▸ Exercise description: Restate every line of the material, word for word.

Stored items
──────────
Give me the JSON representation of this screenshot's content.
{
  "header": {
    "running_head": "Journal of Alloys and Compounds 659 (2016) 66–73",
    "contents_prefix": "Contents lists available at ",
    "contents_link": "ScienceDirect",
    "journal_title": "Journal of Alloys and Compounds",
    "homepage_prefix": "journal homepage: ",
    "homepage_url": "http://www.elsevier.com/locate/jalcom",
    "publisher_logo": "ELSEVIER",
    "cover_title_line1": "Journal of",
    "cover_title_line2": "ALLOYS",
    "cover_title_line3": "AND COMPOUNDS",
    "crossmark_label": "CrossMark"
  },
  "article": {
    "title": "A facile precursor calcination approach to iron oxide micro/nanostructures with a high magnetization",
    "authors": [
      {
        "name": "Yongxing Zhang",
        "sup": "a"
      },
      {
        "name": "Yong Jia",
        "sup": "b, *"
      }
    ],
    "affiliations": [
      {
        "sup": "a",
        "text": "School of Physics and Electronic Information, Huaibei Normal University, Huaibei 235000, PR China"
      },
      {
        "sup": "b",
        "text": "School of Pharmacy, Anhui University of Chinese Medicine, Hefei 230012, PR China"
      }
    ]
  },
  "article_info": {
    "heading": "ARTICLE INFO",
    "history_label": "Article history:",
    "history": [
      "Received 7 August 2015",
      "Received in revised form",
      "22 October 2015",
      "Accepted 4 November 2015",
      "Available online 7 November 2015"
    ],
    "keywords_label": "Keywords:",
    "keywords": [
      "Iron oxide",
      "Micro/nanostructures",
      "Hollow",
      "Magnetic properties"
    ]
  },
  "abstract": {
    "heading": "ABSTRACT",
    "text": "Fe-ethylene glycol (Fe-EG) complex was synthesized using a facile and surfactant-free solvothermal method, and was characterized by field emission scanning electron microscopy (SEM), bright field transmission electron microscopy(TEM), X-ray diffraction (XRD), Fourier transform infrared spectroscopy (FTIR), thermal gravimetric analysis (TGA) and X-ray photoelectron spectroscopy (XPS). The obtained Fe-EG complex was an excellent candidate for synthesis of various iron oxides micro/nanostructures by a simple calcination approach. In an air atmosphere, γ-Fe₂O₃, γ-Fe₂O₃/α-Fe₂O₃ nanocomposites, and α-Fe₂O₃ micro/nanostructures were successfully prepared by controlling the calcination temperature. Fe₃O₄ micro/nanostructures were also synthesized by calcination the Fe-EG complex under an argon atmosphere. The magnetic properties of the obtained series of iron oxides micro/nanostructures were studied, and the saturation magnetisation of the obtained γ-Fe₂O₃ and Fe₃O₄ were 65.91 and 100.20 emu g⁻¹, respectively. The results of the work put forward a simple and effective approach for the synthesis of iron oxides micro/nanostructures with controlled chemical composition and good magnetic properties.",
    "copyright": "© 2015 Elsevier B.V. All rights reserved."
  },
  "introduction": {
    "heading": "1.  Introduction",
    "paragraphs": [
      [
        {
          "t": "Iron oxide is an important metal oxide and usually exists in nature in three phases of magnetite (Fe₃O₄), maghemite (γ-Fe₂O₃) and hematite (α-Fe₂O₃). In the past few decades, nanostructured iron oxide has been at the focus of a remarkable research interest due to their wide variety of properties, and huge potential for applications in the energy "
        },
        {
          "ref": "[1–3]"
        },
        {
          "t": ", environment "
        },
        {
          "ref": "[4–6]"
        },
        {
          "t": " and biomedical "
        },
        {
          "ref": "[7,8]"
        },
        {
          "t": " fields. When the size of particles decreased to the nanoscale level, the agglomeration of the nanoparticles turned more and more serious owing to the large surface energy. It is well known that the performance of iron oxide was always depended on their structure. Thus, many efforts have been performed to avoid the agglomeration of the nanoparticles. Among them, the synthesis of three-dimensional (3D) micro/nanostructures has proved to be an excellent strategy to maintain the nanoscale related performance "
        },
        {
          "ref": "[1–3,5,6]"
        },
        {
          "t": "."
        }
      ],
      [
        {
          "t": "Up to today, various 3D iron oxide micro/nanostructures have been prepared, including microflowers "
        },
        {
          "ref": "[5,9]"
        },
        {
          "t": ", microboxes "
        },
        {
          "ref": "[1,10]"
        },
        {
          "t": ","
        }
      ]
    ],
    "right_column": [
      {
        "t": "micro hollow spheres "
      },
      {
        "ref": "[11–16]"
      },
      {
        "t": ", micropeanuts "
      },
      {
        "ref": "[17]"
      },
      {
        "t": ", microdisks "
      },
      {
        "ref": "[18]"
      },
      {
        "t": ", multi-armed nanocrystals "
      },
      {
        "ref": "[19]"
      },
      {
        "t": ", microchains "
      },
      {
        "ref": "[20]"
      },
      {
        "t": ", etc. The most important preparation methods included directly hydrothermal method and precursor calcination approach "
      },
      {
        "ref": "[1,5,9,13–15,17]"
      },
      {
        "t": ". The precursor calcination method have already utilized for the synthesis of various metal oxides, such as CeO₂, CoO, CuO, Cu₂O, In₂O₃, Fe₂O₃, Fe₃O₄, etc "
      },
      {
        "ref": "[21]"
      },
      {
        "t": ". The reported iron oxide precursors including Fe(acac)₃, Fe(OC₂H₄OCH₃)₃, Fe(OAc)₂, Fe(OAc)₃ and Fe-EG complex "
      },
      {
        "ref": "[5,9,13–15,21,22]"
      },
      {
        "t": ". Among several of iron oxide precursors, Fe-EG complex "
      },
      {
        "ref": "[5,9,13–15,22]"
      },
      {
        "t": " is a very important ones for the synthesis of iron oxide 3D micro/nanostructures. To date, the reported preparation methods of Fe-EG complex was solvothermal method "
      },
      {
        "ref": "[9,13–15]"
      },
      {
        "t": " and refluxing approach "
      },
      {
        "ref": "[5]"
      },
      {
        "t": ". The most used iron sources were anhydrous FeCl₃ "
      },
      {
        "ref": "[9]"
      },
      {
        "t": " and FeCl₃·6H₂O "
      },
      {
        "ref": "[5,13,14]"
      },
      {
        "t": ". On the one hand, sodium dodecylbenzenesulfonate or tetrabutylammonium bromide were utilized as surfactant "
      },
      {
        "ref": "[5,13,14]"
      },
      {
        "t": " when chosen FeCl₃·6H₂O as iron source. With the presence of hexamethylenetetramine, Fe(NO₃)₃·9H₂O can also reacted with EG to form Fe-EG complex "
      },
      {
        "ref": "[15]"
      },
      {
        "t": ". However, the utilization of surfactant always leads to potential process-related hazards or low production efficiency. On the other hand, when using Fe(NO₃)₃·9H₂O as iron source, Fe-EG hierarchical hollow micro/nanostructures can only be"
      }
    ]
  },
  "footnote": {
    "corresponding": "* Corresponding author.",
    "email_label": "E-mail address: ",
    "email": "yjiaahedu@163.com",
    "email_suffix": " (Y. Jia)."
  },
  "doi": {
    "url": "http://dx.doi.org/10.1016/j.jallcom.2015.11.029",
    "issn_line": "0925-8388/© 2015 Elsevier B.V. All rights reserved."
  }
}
──────────
▸ Solution below:
Give me the JSON representation of this screenshot's content.
{
  "header": {
    "running_head": "Journal of Alloys and Compounds 659 (2016) 66–73",
    "contents_prefix": "Contents lists available at ",
    "contents_link": "ScienceDirect",
    "journal_title": "Journal of Alloys and Compounds",
    "homepage_prefix": "journal homepage: ",
    "homepage_url": "http://www.elsevier.com/locate/jalcom",
    "publisher_logo": "ELSEVIER",
    "cover_title_line1": "Journal of",
    "cover_title_line2": "ALLOYS",
    "cover_title_line3": "AND COMPOUNDS",
    "crossmark_label": "CrossMark"
  },
  "article": {
    "title": "A facile precursor calcination approach to iron oxide micro/nanostructures with a high magnetization",
    "authors": [
      {
        "name": "Yongxing Zhang",
        "sup": "a"
      },
      {
        "name": "Yong Jia",
        "sup": "b, *"
      }
    ],
    "affiliations": [
      {
        "sup": "a",
        "text": "School of Physics and Electronic Information, Huaibei Normal University, Huaibei 235000, PR China"
      },
      {
        "sup": "b",
        "text": "School of Pharmacy, Anhui University of Chinese Medicine, Hefei 230012, PR China"
      }
    ]
  },
  "article_info": {
    "heading": "ARTICLE INFO",
    "history_label": "Article history:",
    "history": [
      "Received 7 August 2015",
      "Received in revised form",
      "22 October 2015",
      "Accepted 4 November 2015",
      "Available online 7 November 2015"
    ],
    "keywords_label": "Keywords:",
    "keywords": [
      "Iron oxide",
      "Micro/nanostructures",
      "Hollow",
      "Magnetic properties"
    ]
  },
  "abstract": {
    "heading": "ABSTRACT",
    "text": "Fe-ethylene glycol (Fe-EG) complex was synthesized using a facile and surfactant-free solvothermal method, and was characterized by field emission scanning electron microscopy (SEM), bright field transmission electron microscopy(TEM), X-ray diffraction (XRD), Fourier transform infrared spectroscopy (FTIR), thermal gravimetric analysis (TGA) and X-ray photoelectron spectroscopy (XPS). The obtained Fe-EG complex was an excellent candidate for synthesis of various iron oxides micro/nanostructures by a simple calcination approach. In an air atmosphere, γ-Fe₂O₃, γ-Fe₂O₃/α-Fe₂O₃ nanocomposites, and α-Fe₂O₃ micro/nanostructures were successfully prepared by controlling the calcination temperature. Fe₃O₄ micro/nanostructures were also synthesized by calcination the Fe-EG complex under an argon atmosphere. The magnetic properties of the obtained series of iron oxides micro/nanostructures were studied, and the saturation magnetisation of the obtained γ-Fe₂O₃ and Fe₃O₄ were 65.91 and 100.20 emu g⁻¹, respectively. The results of the work put forward a simple and effective approach for the synthesis of iron oxides micro/nanostructures with controlled chemical composition and good magnetic properties.",
    "copyright": "© 2015 Elsevier B.V. All rights reserved."
  },
  "introduction": {
    "heading": "1.  Introduction",
    "paragraphs": [
      [
        {
          "t": "Iron oxide is an important metal oxide and usually exists in nature in three phases of magnetite (Fe₃O₄), maghemite (γ-Fe₂O₃) and hematite (α-Fe₂O₃). In the past few decades, nanostructured iron oxide has been at the focus of a remarkable research interest due to their wide variety of properties, and huge potential for applications in the energy "
        },
        {
          "ref": "[1–3]"
        },
        {
          "t": ", environment "
        },
        {
          "ref": "[4–6]"
        },
        {
          "t": " and biomedical "
        },
        {
          "ref": "[7,8]"
        },
        {
          "t": " fields. When the size of particles decreased to the nanoscale level, the agglomeration of the nanoparticles turned more and more serious owing to the large surface energy. It is well known that the performance of iron oxide was always depended on their structure. Thus, many efforts have been performed to avoid the agglomeration of the nanoparticles. Among them, the synthesis of three-dimensional (3D) micro/nanostructures has proved to be an excellent strategy to maintain the nanoscale related performance "
        },
        {
          "ref": "[1–3,5,6]"
        },
        {
          "t": "."
        }
      ],
      [
        {
          "t": "Up to today, various 3D iron oxide micro/nanostructures have been prepared, including microflowers "
        },
        {
          "ref": "[5,9]"
        },
        {
          "t": ", microboxes "
        },
        {
          "ref": "[1,10]"
        },
        {
          "t": ","
        }
      ]
    ],
    "right_column": [
      {
        "t": "micro hollow spheres "
      },
      {
        "ref": "[11–16]"
      },
      {
        "t": ", micropeanuts "
      },
      {
        "ref": "[17]"
      },
      {
        "t": ", microdisks "
      },
      {
        "ref": "[18]"
      },
      {
        "t": ", multi-armed nanocrystals "
      },
      {
        "ref": "[19]"
      },
      {
        "t": ", microchains "
      },
      {
        "ref": "[20]"
      },
      {
        "t": ", etc. The most important preparation methods included directly hydrothermal method and precursor calcination approach "
      },
      {
        "ref": "[1,5,9,13–15,17]"
      },
      {
        "t": ". The precursor calcination method have already utilized for the synthesis of various metal oxides, such as CeO₂, CoO, CuO, Cu₂O, In₂O₃, Fe₂O₃, Fe₃O₄, etc "
      },
      {
        "ref": "[21]"
      },
      {
        "t": ". The reported iron oxide precursors including Fe(acac)₃, Fe(OC₂H₄OCH₃)₃, Fe(OAc)₂, Fe(OAc)₃ and Fe-EG complex "
      },
      {
        "ref": "[5,9,13–15,21,22]"
      },
      {
        "t": ". Among several of iron oxide precursors, Fe-EG complex "
      },
      {
        "ref": "[5,9,13–15,22]"
      },
      {
        "t": " is a very important ones for the synthesis of iron oxide 3D micro/nanostructures. To date, the reported preparation methods of Fe-EG complex was solvothermal method "
      },
      {
        "ref": "[9,13–15]"
      },
      {
        "t": " and refluxing approach "
      },
      {
        "ref": "[5]"
      },
      {
        "t": ". The most used iron sources were anhydrous FeCl₃ "
      },
      {
        "ref": "[9]"
      },
      {
        "t": " and FeCl₃·6H₂O "
      },
      {
        "ref": "[5,13,14]"
      },
      {
        "t": ". On the one hand, sodium dodecylbenzenesulfonate or tetrabutylammonium bromide were utilized as surfactant "
      },
      {
        "ref": "[5,13,14]"
      },
      {
        "t": " when chosen FeCl₃·6H₂O as iron source. With the presence of hexamethylenetetramine, Fe(NO₃)₃·9H₂O can also reacted with EG to form Fe-EG complex "
      },
      {
        "ref": "[15]"
      },
      {
        "t": ". However, the utilization of surfactant always leads to potential process-related hazards or low production efficiency. On the other hand, when using Fe(NO₃)₃·9H₂O as iron source, Fe-EG hierarchical hollow micro/nanostructures can only be"
      }
    ]
  },
  "footnote": {
    "corresponding": "* Corresponding author.",
    "email_label": "E-mail address: ",
    "email": "yjiaahedu@163.com",
    "email_suffix": " (Y. Jia)."
  },
  "doi": {
    "url": "http://dx.doi.org/10.1016/j.jallcom.2015.11.029",
    "issn_line": "0925-8388/© 2015 Elsevier B.V. All rights reserved."
  }
}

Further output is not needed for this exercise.